• [RECORDS SUPPLIED]
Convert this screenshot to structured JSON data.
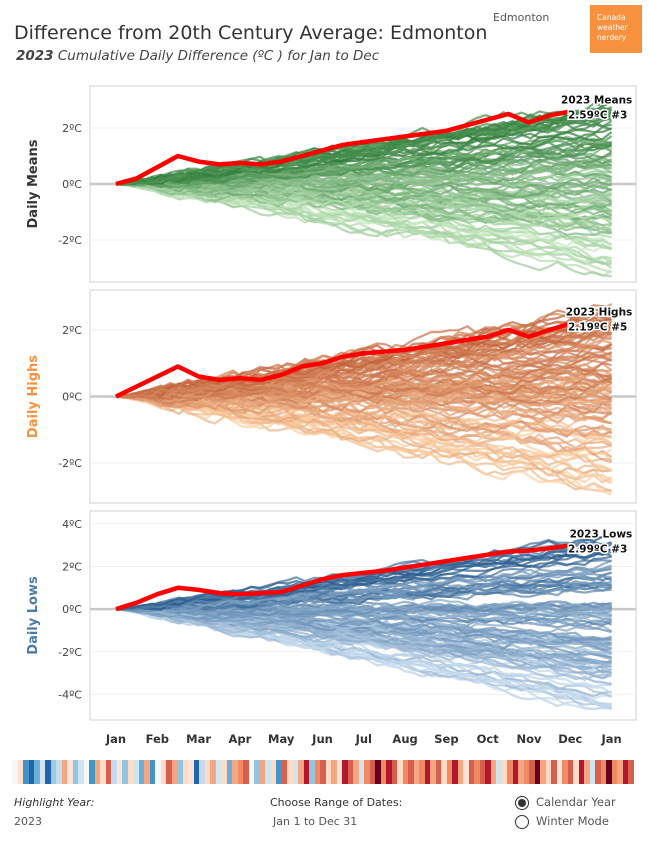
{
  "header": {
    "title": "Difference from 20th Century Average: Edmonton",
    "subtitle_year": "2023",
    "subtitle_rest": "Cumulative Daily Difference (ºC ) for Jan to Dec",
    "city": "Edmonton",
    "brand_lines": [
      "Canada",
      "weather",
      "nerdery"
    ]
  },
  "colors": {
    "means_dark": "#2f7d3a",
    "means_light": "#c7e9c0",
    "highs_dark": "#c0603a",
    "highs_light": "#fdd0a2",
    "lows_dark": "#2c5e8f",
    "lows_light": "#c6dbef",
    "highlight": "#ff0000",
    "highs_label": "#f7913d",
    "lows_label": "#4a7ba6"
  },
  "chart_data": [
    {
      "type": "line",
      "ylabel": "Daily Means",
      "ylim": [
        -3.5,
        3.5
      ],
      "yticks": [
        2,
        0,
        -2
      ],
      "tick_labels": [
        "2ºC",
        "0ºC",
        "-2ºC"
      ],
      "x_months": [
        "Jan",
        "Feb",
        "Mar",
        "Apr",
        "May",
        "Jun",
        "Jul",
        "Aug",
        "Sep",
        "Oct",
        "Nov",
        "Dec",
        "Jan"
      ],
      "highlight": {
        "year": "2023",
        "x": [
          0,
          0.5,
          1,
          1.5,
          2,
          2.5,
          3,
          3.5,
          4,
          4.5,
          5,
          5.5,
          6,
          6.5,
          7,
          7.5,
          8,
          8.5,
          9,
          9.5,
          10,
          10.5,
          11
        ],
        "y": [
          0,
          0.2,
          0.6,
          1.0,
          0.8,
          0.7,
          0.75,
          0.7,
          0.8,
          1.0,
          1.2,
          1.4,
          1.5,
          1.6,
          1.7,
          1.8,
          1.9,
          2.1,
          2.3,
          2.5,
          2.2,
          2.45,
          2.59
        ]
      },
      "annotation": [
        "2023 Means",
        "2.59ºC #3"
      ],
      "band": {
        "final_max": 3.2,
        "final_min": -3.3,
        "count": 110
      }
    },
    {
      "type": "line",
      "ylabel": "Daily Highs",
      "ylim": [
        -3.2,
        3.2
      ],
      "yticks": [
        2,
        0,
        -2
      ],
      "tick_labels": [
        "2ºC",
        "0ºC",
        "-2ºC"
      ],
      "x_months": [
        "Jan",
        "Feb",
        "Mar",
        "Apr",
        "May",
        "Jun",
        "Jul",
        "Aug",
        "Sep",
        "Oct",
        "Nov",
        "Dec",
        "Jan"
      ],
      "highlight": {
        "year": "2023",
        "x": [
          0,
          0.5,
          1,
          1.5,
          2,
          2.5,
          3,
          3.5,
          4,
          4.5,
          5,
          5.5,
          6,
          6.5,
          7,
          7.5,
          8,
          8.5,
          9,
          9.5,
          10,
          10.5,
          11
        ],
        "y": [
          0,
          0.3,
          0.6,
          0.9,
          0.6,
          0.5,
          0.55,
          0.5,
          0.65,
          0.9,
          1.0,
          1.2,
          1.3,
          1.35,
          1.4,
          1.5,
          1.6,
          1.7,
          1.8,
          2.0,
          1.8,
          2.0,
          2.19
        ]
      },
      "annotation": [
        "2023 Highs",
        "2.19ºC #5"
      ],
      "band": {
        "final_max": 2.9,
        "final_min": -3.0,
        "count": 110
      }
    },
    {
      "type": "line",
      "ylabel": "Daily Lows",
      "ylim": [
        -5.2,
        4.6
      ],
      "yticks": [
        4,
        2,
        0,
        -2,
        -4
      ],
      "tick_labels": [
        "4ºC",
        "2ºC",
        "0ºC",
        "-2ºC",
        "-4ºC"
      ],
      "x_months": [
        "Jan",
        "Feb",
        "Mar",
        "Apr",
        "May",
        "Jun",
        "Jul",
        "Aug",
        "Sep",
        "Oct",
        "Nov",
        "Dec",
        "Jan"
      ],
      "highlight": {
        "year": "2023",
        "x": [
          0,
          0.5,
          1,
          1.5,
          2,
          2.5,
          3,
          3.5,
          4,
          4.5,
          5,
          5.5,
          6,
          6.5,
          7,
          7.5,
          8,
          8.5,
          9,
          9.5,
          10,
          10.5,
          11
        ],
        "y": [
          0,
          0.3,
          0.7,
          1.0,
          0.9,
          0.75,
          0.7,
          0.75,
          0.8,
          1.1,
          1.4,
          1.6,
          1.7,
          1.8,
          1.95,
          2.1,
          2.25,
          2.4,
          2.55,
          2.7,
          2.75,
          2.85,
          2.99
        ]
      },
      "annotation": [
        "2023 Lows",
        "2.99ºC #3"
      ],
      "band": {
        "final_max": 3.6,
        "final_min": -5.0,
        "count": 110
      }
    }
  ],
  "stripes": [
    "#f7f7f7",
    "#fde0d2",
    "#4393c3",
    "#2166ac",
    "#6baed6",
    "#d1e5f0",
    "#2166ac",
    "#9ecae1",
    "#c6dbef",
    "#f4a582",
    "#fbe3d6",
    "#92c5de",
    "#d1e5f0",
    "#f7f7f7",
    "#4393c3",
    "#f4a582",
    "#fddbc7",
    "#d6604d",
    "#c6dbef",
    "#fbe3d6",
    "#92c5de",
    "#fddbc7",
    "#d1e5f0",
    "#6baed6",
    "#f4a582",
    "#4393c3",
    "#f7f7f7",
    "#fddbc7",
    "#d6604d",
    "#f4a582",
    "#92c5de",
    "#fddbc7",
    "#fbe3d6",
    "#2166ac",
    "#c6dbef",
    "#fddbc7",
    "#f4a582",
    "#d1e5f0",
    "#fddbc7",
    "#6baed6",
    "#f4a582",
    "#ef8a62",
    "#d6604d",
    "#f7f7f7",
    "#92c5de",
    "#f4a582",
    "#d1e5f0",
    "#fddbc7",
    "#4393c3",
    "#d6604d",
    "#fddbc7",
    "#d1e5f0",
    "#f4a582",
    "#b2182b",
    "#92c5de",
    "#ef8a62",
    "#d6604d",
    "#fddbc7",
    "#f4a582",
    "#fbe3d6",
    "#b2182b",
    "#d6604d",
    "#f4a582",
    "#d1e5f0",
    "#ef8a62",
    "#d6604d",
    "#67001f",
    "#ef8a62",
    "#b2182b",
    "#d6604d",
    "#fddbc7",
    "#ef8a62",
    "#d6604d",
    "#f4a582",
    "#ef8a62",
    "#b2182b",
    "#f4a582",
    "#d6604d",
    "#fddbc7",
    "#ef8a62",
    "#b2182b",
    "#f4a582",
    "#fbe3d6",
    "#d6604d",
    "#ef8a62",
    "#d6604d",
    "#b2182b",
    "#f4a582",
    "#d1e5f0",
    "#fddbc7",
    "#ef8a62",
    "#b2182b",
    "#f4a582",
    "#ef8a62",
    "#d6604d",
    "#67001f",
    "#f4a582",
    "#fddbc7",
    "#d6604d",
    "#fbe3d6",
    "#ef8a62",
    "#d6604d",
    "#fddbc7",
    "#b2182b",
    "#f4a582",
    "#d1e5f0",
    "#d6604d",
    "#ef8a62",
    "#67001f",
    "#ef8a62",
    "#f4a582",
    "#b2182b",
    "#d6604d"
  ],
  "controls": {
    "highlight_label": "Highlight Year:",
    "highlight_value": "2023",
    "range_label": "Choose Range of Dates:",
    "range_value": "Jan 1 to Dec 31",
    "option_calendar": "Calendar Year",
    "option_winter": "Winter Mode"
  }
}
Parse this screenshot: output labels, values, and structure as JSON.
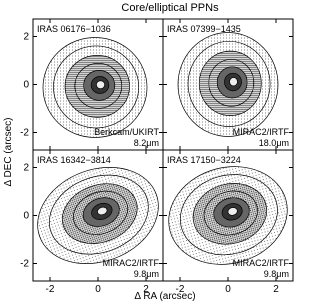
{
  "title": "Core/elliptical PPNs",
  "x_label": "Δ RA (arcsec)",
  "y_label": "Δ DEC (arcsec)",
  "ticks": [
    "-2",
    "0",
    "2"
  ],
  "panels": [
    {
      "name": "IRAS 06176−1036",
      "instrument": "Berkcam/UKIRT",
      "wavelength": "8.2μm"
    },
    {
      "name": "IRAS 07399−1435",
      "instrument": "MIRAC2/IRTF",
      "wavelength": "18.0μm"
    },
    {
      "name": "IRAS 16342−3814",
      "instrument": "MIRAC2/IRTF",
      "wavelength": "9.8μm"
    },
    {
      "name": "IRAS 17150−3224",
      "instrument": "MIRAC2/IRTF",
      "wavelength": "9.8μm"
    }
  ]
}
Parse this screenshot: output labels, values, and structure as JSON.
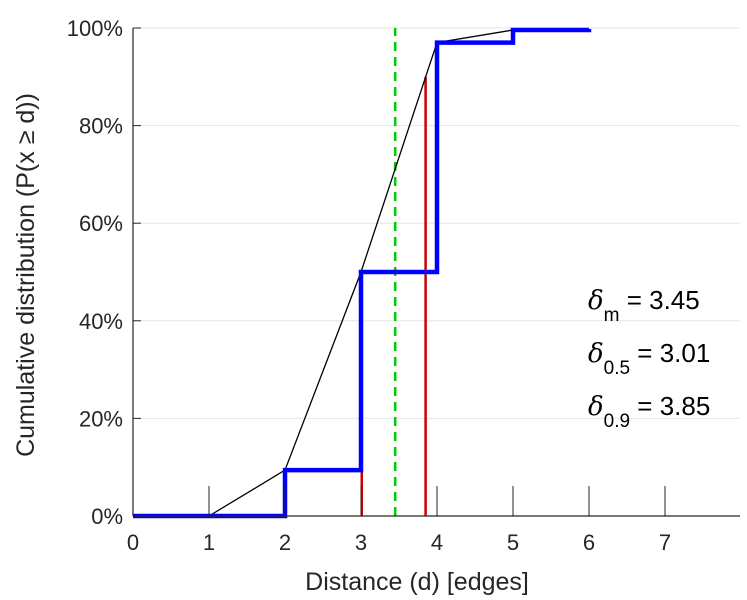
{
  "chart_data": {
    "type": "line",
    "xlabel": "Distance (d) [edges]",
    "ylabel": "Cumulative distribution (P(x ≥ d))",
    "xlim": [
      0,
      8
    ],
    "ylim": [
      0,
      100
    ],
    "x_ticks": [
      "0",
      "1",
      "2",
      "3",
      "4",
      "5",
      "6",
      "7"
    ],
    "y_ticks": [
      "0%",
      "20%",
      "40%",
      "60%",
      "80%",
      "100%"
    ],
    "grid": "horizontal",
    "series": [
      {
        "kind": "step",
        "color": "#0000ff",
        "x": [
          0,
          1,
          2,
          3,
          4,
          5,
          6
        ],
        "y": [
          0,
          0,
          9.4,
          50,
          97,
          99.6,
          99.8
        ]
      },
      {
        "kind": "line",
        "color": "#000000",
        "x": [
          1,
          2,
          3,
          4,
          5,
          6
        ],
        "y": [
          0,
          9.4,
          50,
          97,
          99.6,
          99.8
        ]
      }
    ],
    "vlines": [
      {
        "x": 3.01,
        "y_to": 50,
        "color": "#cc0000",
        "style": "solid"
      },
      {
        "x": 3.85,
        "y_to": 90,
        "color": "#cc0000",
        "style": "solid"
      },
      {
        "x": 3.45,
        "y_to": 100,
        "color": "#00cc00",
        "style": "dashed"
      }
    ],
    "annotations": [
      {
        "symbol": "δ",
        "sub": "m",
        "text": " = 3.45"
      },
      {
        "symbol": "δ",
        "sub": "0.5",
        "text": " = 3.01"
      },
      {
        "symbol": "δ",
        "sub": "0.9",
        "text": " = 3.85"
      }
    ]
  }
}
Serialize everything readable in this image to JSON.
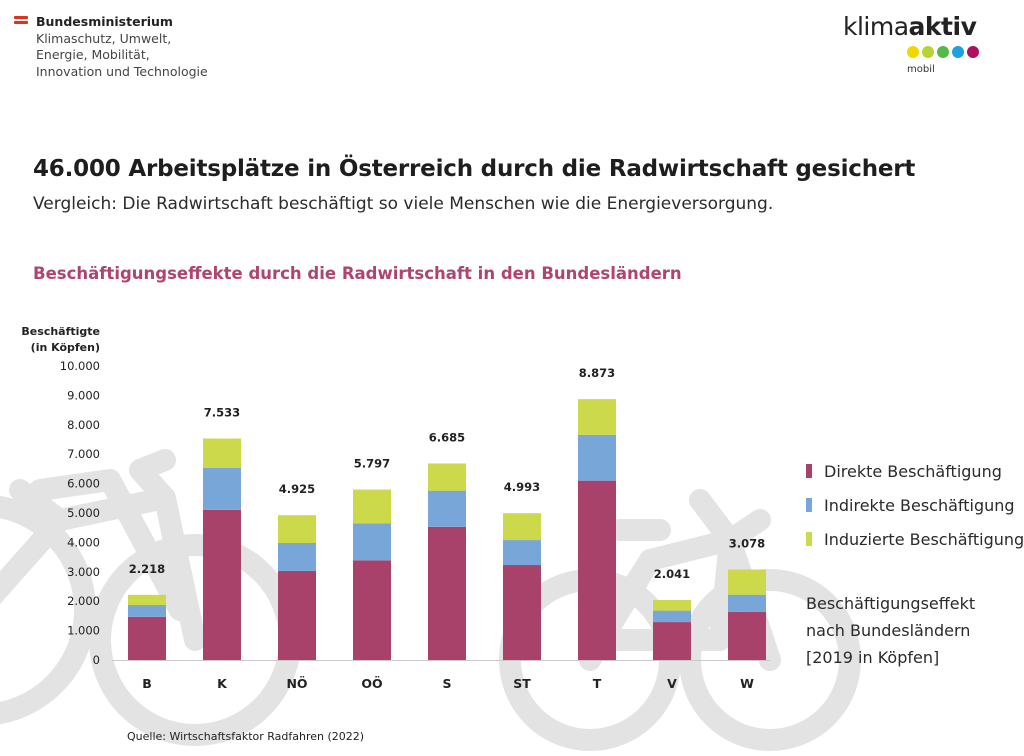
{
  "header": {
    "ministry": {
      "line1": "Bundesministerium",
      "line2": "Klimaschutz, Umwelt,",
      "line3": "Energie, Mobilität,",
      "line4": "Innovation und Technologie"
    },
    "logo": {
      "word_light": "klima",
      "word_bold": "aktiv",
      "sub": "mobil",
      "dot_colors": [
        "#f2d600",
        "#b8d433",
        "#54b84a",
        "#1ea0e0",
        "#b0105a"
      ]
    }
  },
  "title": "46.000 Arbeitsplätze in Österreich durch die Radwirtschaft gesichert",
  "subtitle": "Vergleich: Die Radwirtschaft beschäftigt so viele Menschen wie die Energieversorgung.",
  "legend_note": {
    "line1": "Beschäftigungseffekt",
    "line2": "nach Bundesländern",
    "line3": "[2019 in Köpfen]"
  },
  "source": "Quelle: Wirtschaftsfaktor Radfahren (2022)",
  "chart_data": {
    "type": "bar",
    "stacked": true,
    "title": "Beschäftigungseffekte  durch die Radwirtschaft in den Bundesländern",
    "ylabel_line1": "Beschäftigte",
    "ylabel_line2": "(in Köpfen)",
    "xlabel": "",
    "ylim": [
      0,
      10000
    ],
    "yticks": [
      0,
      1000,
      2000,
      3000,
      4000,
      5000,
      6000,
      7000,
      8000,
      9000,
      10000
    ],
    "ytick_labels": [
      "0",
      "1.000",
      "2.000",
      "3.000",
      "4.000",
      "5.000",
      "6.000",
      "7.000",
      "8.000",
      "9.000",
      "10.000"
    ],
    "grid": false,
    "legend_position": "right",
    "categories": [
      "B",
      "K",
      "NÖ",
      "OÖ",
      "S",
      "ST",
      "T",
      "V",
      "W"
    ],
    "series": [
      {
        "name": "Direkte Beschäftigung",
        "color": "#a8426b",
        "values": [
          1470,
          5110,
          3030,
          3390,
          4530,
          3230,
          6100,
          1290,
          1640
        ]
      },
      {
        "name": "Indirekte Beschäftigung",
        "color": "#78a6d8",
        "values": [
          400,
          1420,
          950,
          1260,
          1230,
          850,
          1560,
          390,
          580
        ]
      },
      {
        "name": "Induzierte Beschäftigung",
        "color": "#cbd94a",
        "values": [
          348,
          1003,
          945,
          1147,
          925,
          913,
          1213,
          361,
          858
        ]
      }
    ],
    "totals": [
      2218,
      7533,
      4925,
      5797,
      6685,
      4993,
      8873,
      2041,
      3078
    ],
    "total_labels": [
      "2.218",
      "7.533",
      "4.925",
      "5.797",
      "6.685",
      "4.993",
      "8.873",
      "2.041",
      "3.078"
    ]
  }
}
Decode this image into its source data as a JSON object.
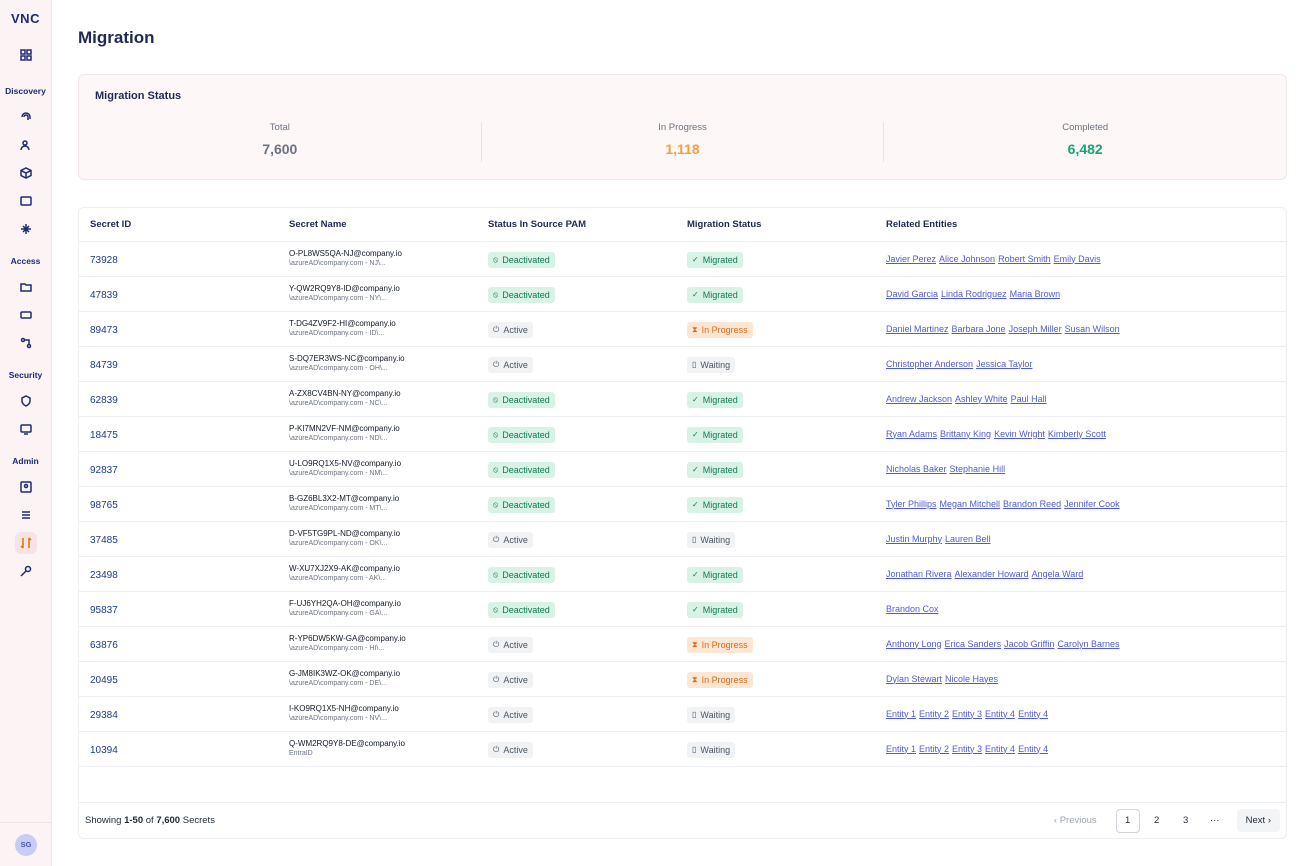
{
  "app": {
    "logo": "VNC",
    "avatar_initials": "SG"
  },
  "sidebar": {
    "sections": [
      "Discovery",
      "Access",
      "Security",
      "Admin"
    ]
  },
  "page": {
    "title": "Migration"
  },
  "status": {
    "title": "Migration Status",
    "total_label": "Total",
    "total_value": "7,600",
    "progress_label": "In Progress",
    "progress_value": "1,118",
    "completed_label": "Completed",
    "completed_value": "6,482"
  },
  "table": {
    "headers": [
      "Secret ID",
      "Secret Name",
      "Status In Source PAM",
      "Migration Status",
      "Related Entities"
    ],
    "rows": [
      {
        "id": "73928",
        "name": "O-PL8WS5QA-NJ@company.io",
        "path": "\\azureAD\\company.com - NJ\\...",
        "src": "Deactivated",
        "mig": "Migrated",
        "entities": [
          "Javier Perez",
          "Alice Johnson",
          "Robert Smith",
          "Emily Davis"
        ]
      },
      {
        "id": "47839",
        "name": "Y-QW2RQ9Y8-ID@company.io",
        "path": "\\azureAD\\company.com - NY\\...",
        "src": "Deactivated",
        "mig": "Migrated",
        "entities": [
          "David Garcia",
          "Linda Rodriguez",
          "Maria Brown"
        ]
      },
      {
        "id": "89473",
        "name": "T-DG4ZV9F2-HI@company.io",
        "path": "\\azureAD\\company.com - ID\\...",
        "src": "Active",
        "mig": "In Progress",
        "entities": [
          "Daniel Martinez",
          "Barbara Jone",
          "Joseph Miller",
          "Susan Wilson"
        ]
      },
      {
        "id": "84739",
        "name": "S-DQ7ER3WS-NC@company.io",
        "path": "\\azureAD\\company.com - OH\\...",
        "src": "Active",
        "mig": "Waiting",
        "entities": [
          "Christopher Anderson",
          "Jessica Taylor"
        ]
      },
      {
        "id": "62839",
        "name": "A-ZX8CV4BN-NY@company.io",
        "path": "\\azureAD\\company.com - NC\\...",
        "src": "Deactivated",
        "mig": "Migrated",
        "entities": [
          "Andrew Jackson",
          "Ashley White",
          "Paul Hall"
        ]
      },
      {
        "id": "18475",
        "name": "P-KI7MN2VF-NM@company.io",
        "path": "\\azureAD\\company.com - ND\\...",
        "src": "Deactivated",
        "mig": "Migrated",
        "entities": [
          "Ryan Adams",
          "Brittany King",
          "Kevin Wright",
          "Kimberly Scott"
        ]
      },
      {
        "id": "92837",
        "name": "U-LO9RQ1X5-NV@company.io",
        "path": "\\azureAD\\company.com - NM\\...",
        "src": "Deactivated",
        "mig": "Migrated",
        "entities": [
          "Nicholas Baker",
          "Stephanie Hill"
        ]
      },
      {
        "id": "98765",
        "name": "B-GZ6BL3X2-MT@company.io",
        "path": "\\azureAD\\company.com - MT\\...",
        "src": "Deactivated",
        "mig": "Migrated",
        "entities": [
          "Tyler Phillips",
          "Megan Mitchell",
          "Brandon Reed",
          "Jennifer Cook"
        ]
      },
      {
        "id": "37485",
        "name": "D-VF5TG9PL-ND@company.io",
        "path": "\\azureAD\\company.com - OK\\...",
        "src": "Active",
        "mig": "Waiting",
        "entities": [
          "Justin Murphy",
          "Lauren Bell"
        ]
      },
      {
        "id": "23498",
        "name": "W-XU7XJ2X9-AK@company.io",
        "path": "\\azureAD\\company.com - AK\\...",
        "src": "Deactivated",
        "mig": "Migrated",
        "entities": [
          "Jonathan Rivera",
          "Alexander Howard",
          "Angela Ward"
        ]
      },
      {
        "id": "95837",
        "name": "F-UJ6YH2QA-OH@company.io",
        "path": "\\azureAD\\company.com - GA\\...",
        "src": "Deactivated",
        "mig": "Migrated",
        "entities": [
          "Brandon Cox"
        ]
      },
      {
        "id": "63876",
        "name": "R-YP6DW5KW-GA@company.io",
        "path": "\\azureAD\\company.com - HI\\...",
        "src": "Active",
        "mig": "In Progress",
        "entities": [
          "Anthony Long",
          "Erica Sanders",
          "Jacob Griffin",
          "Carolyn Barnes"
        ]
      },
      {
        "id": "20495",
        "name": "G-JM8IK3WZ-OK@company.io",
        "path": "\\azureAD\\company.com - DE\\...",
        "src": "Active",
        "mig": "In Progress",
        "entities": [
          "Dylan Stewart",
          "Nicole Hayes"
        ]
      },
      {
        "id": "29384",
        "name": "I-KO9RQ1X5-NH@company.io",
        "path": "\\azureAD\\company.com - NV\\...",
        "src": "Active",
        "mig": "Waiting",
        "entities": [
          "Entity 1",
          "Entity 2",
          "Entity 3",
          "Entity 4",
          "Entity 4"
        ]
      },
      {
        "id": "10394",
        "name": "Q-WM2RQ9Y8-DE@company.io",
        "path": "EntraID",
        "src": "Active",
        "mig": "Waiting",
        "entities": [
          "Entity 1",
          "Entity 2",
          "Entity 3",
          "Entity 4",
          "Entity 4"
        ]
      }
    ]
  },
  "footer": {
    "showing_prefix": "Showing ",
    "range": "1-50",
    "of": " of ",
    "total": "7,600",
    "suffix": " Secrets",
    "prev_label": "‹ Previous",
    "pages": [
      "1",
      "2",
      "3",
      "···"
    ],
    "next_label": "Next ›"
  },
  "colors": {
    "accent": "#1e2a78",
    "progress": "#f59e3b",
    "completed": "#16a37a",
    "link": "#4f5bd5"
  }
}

• [JOB]
Identify each line of the material where the word "IRAS" shows up, and copy it.

• [RESPONSE]
      "name": "IRAS 06176−1036",
      "name": "IRAS 07399−1435",
      "name": "IRAS 16342−3814",
      "name": "IRAS 17150−3224",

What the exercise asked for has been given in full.